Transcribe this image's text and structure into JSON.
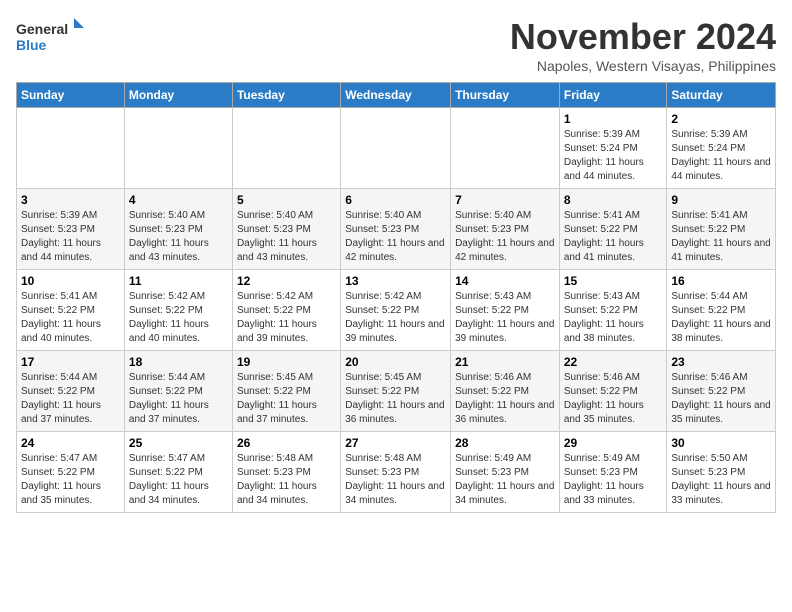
{
  "logo": {
    "line1": "General",
    "line2": "Blue"
  },
  "title": "November 2024",
  "location": "Napoles, Western Visayas, Philippines",
  "days_of_week": [
    "Sunday",
    "Monday",
    "Tuesday",
    "Wednesday",
    "Thursday",
    "Friday",
    "Saturday"
  ],
  "weeks": [
    [
      {
        "day": "",
        "info": ""
      },
      {
        "day": "",
        "info": ""
      },
      {
        "day": "",
        "info": ""
      },
      {
        "day": "",
        "info": ""
      },
      {
        "day": "",
        "info": ""
      },
      {
        "day": "1",
        "info": "Sunrise: 5:39 AM\nSunset: 5:24 PM\nDaylight: 11 hours and 44 minutes."
      },
      {
        "day": "2",
        "info": "Sunrise: 5:39 AM\nSunset: 5:24 PM\nDaylight: 11 hours and 44 minutes."
      }
    ],
    [
      {
        "day": "3",
        "info": "Sunrise: 5:39 AM\nSunset: 5:23 PM\nDaylight: 11 hours and 44 minutes."
      },
      {
        "day": "4",
        "info": "Sunrise: 5:40 AM\nSunset: 5:23 PM\nDaylight: 11 hours and 43 minutes."
      },
      {
        "day": "5",
        "info": "Sunrise: 5:40 AM\nSunset: 5:23 PM\nDaylight: 11 hours and 43 minutes."
      },
      {
        "day": "6",
        "info": "Sunrise: 5:40 AM\nSunset: 5:23 PM\nDaylight: 11 hours and 42 minutes."
      },
      {
        "day": "7",
        "info": "Sunrise: 5:40 AM\nSunset: 5:23 PM\nDaylight: 11 hours and 42 minutes."
      },
      {
        "day": "8",
        "info": "Sunrise: 5:41 AM\nSunset: 5:22 PM\nDaylight: 11 hours and 41 minutes."
      },
      {
        "day": "9",
        "info": "Sunrise: 5:41 AM\nSunset: 5:22 PM\nDaylight: 11 hours and 41 minutes."
      }
    ],
    [
      {
        "day": "10",
        "info": "Sunrise: 5:41 AM\nSunset: 5:22 PM\nDaylight: 11 hours and 40 minutes."
      },
      {
        "day": "11",
        "info": "Sunrise: 5:42 AM\nSunset: 5:22 PM\nDaylight: 11 hours and 40 minutes."
      },
      {
        "day": "12",
        "info": "Sunrise: 5:42 AM\nSunset: 5:22 PM\nDaylight: 11 hours and 39 minutes."
      },
      {
        "day": "13",
        "info": "Sunrise: 5:42 AM\nSunset: 5:22 PM\nDaylight: 11 hours and 39 minutes."
      },
      {
        "day": "14",
        "info": "Sunrise: 5:43 AM\nSunset: 5:22 PM\nDaylight: 11 hours and 39 minutes."
      },
      {
        "day": "15",
        "info": "Sunrise: 5:43 AM\nSunset: 5:22 PM\nDaylight: 11 hours and 38 minutes."
      },
      {
        "day": "16",
        "info": "Sunrise: 5:44 AM\nSunset: 5:22 PM\nDaylight: 11 hours and 38 minutes."
      }
    ],
    [
      {
        "day": "17",
        "info": "Sunrise: 5:44 AM\nSunset: 5:22 PM\nDaylight: 11 hours and 37 minutes."
      },
      {
        "day": "18",
        "info": "Sunrise: 5:44 AM\nSunset: 5:22 PM\nDaylight: 11 hours and 37 minutes."
      },
      {
        "day": "19",
        "info": "Sunrise: 5:45 AM\nSunset: 5:22 PM\nDaylight: 11 hours and 37 minutes."
      },
      {
        "day": "20",
        "info": "Sunrise: 5:45 AM\nSunset: 5:22 PM\nDaylight: 11 hours and 36 minutes."
      },
      {
        "day": "21",
        "info": "Sunrise: 5:46 AM\nSunset: 5:22 PM\nDaylight: 11 hours and 36 minutes."
      },
      {
        "day": "22",
        "info": "Sunrise: 5:46 AM\nSunset: 5:22 PM\nDaylight: 11 hours and 35 minutes."
      },
      {
        "day": "23",
        "info": "Sunrise: 5:46 AM\nSunset: 5:22 PM\nDaylight: 11 hours and 35 minutes."
      }
    ],
    [
      {
        "day": "24",
        "info": "Sunrise: 5:47 AM\nSunset: 5:22 PM\nDaylight: 11 hours and 35 minutes."
      },
      {
        "day": "25",
        "info": "Sunrise: 5:47 AM\nSunset: 5:22 PM\nDaylight: 11 hours and 34 minutes."
      },
      {
        "day": "26",
        "info": "Sunrise: 5:48 AM\nSunset: 5:23 PM\nDaylight: 11 hours and 34 minutes."
      },
      {
        "day": "27",
        "info": "Sunrise: 5:48 AM\nSunset: 5:23 PM\nDaylight: 11 hours and 34 minutes."
      },
      {
        "day": "28",
        "info": "Sunrise: 5:49 AM\nSunset: 5:23 PM\nDaylight: 11 hours and 34 minutes."
      },
      {
        "day": "29",
        "info": "Sunrise: 5:49 AM\nSunset: 5:23 PM\nDaylight: 11 hours and 33 minutes."
      },
      {
        "day": "30",
        "info": "Sunrise: 5:50 AM\nSunset: 5:23 PM\nDaylight: 11 hours and 33 minutes."
      }
    ]
  ]
}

····················

Will you restate every entry word for word and omit the images?

Transcribe this image's text and structure into JSON.
{
  "logo": {
    "line1": "General",
    "line2": "Blue"
  },
  "title": "November 2024",
  "location": "Napoles, Western Visayas, Philippines",
  "days_of_week": [
    "Sunday",
    "Monday",
    "Tuesday",
    "Wednesday",
    "Thursday",
    "Friday",
    "Saturday"
  ],
  "weeks": [
    [
      {
        "day": "",
        "info": ""
      },
      {
        "day": "",
        "info": ""
      },
      {
        "day": "",
        "info": ""
      },
      {
        "day": "",
        "info": ""
      },
      {
        "day": "",
        "info": ""
      },
      {
        "day": "1",
        "info": "Sunrise: 5:39 AM\nSunset: 5:24 PM\nDaylight: 11 hours and 44 minutes."
      },
      {
        "day": "2",
        "info": "Sunrise: 5:39 AM\nSunset: 5:24 PM\nDaylight: 11 hours and 44 minutes."
      }
    ],
    [
      {
        "day": "3",
        "info": "Sunrise: 5:39 AM\nSunset: 5:23 PM\nDaylight: 11 hours and 44 minutes."
      },
      {
        "day": "4",
        "info": "Sunrise: 5:40 AM\nSunset: 5:23 PM\nDaylight: 11 hours and 43 minutes."
      },
      {
        "day": "5",
        "info": "Sunrise: 5:40 AM\nSunset: 5:23 PM\nDaylight: 11 hours and 43 minutes."
      },
      {
        "day": "6",
        "info": "Sunrise: 5:40 AM\nSunset: 5:23 PM\nDaylight: 11 hours and 42 minutes."
      },
      {
        "day": "7",
        "info": "Sunrise: 5:40 AM\nSunset: 5:23 PM\nDaylight: 11 hours and 42 minutes."
      },
      {
        "day": "8",
        "info": "Sunrise: 5:41 AM\nSunset: 5:22 PM\nDaylight: 11 hours and 41 minutes."
      },
      {
        "day": "9",
        "info": "Sunrise: 5:41 AM\nSunset: 5:22 PM\nDaylight: 11 hours and 41 minutes."
      }
    ],
    [
      {
        "day": "10",
        "info": "Sunrise: 5:41 AM\nSunset: 5:22 PM\nDaylight: 11 hours and 40 minutes."
      },
      {
        "day": "11",
        "info": "Sunrise: 5:42 AM\nSunset: 5:22 PM\nDaylight: 11 hours and 40 minutes."
      },
      {
        "day": "12",
        "info": "Sunrise: 5:42 AM\nSunset: 5:22 PM\nDaylight: 11 hours and 39 minutes."
      },
      {
        "day": "13",
        "info": "Sunrise: 5:42 AM\nSunset: 5:22 PM\nDaylight: 11 hours and 39 minutes."
      },
      {
        "day": "14",
        "info": "Sunrise: 5:43 AM\nSunset: 5:22 PM\nDaylight: 11 hours and 39 minutes."
      },
      {
        "day": "15",
        "info": "Sunrise: 5:43 AM\nSunset: 5:22 PM\nDaylight: 11 hours and 38 minutes."
      },
      {
        "day": "16",
        "info": "Sunrise: 5:44 AM\nSunset: 5:22 PM\nDaylight: 11 hours and 38 minutes."
      }
    ],
    [
      {
        "day": "17",
        "info": "Sunrise: 5:44 AM\nSunset: 5:22 PM\nDaylight: 11 hours and 37 minutes."
      },
      {
        "day": "18",
        "info": "Sunrise: 5:44 AM\nSunset: 5:22 PM\nDaylight: 11 hours and 37 minutes."
      },
      {
        "day": "19",
        "info": "Sunrise: 5:45 AM\nSunset: 5:22 PM\nDaylight: 11 hours and 37 minutes."
      },
      {
        "day": "20",
        "info": "Sunrise: 5:45 AM\nSunset: 5:22 PM\nDaylight: 11 hours and 36 minutes."
      },
      {
        "day": "21",
        "info": "Sunrise: 5:46 AM\nSunset: 5:22 PM\nDaylight: 11 hours and 36 minutes."
      },
      {
        "day": "22",
        "info": "Sunrise: 5:46 AM\nSunset: 5:22 PM\nDaylight: 11 hours and 35 minutes."
      },
      {
        "day": "23",
        "info": "Sunrise: 5:46 AM\nSunset: 5:22 PM\nDaylight: 11 hours and 35 minutes."
      }
    ],
    [
      {
        "day": "24",
        "info": "Sunrise: 5:47 AM\nSunset: 5:22 PM\nDaylight: 11 hours and 35 minutes."
      },
      {
        "day": "25",
        "info": "Sunrise: 5:47 AM\nSunset: 5:22 PM\nDaylight: 11 hours and 34 minutes."
      },
      {
        "day": "26",
        "info": "Sunrise: 5:48 AM\nSunset: 5:23 PM\nDaylight: 11 hours and 34 minutes."
      },
      {
        "day": "27",
        "info": "Sunrise: 5:48 AM\nSunset: 5:23 PM\nDaylight: 11 hours and 34 minutes."
      },
      {
        "day": "28",
        "info": "Sunrise: 5:49 AM\nSunset: 5:23 PM\nDaylight: 11 hours and 34 minutes."
      },
      {
        "day": "29",
        "info": "Sunrise: 5:49 AM\nSunset: 5:23 PM\nDaylight: 11 hours and 33 minutes."
      },
      {
        "day": "30",
        "info": "Sunrise: 5:50 AM\nSunset: 5:23 PM\nDaylight: 11 hours and 33 minutes."
      }
    ]
  ]
}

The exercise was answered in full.